§ **PROBLEM DESCRIPTION**: Reproduce the records below exactly as they appear, omitting any pictures they contain.

§ **DATA EXTRACT**:
--------------------------------------------------
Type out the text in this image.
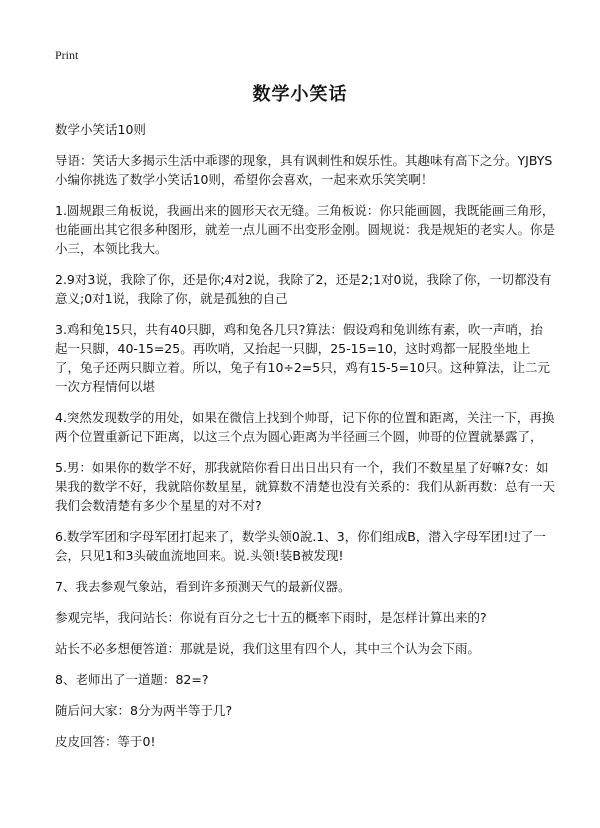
Print
数学小笑话

数学小笑话10则

导语：笑话大多揭示生活中乖谬的现象，具有讽刺性和娱乐性。其趣味有高下之分。YJBYS小编你挑选了数学小笑话10则，希望你会喜欢，一起来欢乐笑笑啊！

1.圆规跟三角板说，我画出来的圆形天衣无缝。三角板说：你只能画圆，我既能画三角形，也能画出其它很多种图形，就差一点儿画不出变形金刚。圆规说：我是规矩的老实人。你是小三，本领比我大。

2.9对3说，我除了你，还是你;4对2说，我除了2，还是2;1对0说，我除了你，一切都没有意义;0对1说，我除了你，就是孤独的自己

3.鸡和兔15只，共有40只脚，鸡和兔各几只?算法：假设鸡和兔训练有素，吹一声哨，抬起一只脚，40-15=25。再吹哨，又抬起一只脚，25-15=10，这时鸡都一屁股坐地上了，兔子还两只脚立着。所以，兔子有10÷2=5只，鸡有15-5=10只。这种算法，让二元一次方程情何以堪

4.突然发现数学的用处，如果在微信上找到个帅哥，记下你的位置和距离，关注一下，再换两个位置重新记下距离，以这三个点为圆心距离为半径画三个圆，帅哥的位置就暴露了，

5.男：如果你的数学不好，那我就陪你看日出日出只有一个，我们不数星星了好嘛?女：如果我的数学不好，我就陪你数星星，就算数不清楚也没有关系的：我们从新再数：总有一天我们会数清楚有多少个星星的对不对?

6.数学军团和字母军团打起来了，数学头领0說.1、3，你们组成B，潜入字母军团!过了一会，只见1和3头破血流地回来。说.头领!装B被发现!

7、我去参观气象站，看到许多预测天气的最新仪器。

参观完毕，我问站长：你说有百分之七十五的概率下雨时，是怎样计算出来的?

站长不必多想便答道：那就是说，我们这里有四个人，其中三个认为会下雨。

8、老师出了一道题：82=?

随后问大家：8分为两半等于几?

皮皮回答：等于0!
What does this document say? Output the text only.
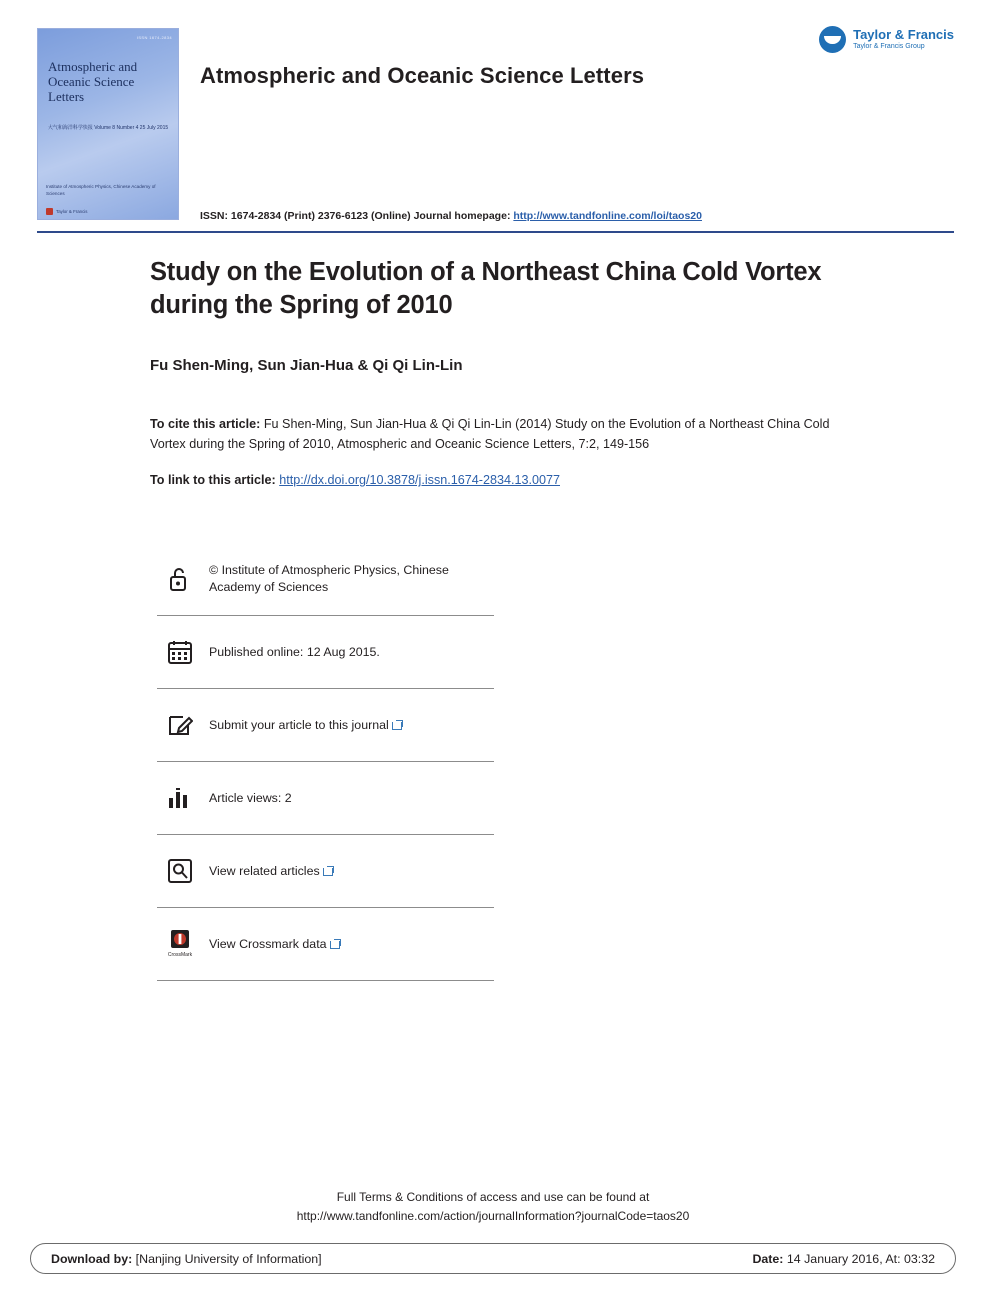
ISSN 1674-2834
Atmospheric and Oceanic Science Letters
大气和海洋科学快报 Volume 8 Number 4 25 July 2015
Institute of Atmospheric Physics, Chinese Academy of Sciences
Taylor & Francis
Atmospheric and Oceanic Science Letters
Taylor & Francis
Taylor & Francis Group
ISSN: 1674-2834 (Print) 2376-6123 (Online) Journal homepage: http://www.tandfonline.com/loi/taos20
Study on the Evolution of a Northeast China Cold Vortex during the Spring of 2010
Fu Shen-Ming, Sun Jian-Hua & Qi Qi Lin-Lin
To cite this article: Fu Shen-Ming, Sun Jian-Hua & Qi Qi Lin-Lin (2014) Study on the Evolution of a Northeast China Cold Vortex during the Spring of 2010, Atmospheric and Oceanic Science Letters, 7:2, 149-156
To link to this article: http://dx.doi.org/10.3878/j.issn.1674-2834.13.0077
© Institute of Atmospheric Physics, Chinese Academy of Sciences
Published online: 12 Aug 2015.
Submit your article to this journal
Article views: 2
View related articles
CrossMark
View Crossmark data
Full Terms & Conditions of access and use can be found at
http://www.tandfonline.com/action/journalInformation?journalCode=taos20
Download by: [Nanjing University of Information]	Date: 14 January 2016, At: 03:32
--------------------------------------------------
§ **OUTPUT OF THE TASK**:
Type out the text in this image.
Print
数学小笑话

数学小笑话10则

导语：笑话大多揭示生活中乖谬的现象，具有讽刺性和娱乐性。其趣味有高下之分。YJBYS小编你挑选了数学小笑话10则，希望你会喜欢，一起来欢乐笑笑啊！

1.圆规跟三角板说，我画出来的圆形天衣无缝。三角板说：你只能画圆，我既能画三角形，也能画出其它很多种图形，就差一点儿画不出变形金刚。圆规说：我是规矩的老实人。你是小三，本领比我大。

2.9对3说，我除了你，还是你;4对2说，我除了2，还是2;1对0说，我除了你，一切都没有意义;0对1说，我除了你，就是孤独的自己

3.鸡和兔15只，共有40只脚，鸡和兔各几只?算法：假设鸡和兔训练有素，吹一声哨，抬起一只脚，40-15=25。再吹哨，又抬起一只脚，25-15=10，这时鸡都一屁股坐地上了，兔子还两只脚立着。所以，兔子有10÷2=5只，鸡有15-5=10只。这种算法，让二元一次方程情何以堪

4.突然发现数学的用处，如果在微信上找到个帅哥，记下你的位置和距离，关注一下，再换两个位置重新记下距离，以这三个点为圆心距离为半径画三个圆，帅哥的位置就暴露了，

5.男：如果你的数学不好，那我就陪你看日出日出只有一个，我们不数星星了好嘛?女：如果我的数学不好，我就陪你数星星，就算数不清楚也没有关系的：我们从新再数：总有一天我们会数清楚有多少个星星的对不对?

6.数学军团和字母军团打起来了，数学头领0說.1、3，你们组成B，潜入字母军团!过了一会，只见1和3头破血流地回来。说.头领!装B被发现!

7、我去参观气象站，看到许多预测天气的最新仪器。

参观完毕，我问站长：你说有百分之七十五的概率下雨时，是怎样计算出来的?

站长不必多想便答道：那就是说，我们这里有四个人，其中三个认为会下雨。

8、老师出了一道题：82=?

随后问大家：8分为两半等于几?

皮皮回答：等于0!
What does this document say? Output the text only.
ISSN 1674-2834
Atmospheric and Oceanic Science Letters
大气和海洋科学快报 Volume 8 Number 4 25 July 2015
Institute of Atmospheric Physics, Chinese Academy of Sciences
Taylor & Francis
Atmospheric and Oceanic Science Letters
Taylor & Francis
Taylor & Francis Group
ISSN: 1674-2834 (Print) 2376-6123 (Online) Journal homepage: http://www.tandfonline.com/loi/taos20
Study on the Evolution of a Northeast China Cold Vortex during the Spring of 2010
Fu Shen-Ming, Sun Jian-Hua & Qi Qi Lin-Lin
To cite this article: Fu Shen-Ming, Sun Jian-Hua & Qi Qi Lin-Lin (2014) Study on the Evolution of a Northeast China Cold Vortex during the Spring of 2010, Atmospheric and Oceanic Science Letters, 7:2, 149-156
To link to this article: http://dx.doi.org/10.3878/j.issn.1674-2834.13.0077
© Institute of Atmospheric Physics, Chinese Academy of Sciences
Published online: 12 Aug 2015.
Submit your article to this journal
Article views: 2
View related articles
CrossMark
View Crossmark data
Full Terms & Conditions of access and use can be found at
http://www.tandfonline.com/action/journalInformation?journalCode=taos20
Download by: [Nanjing University of Information]	Date: 14 January 2016, At: 03:32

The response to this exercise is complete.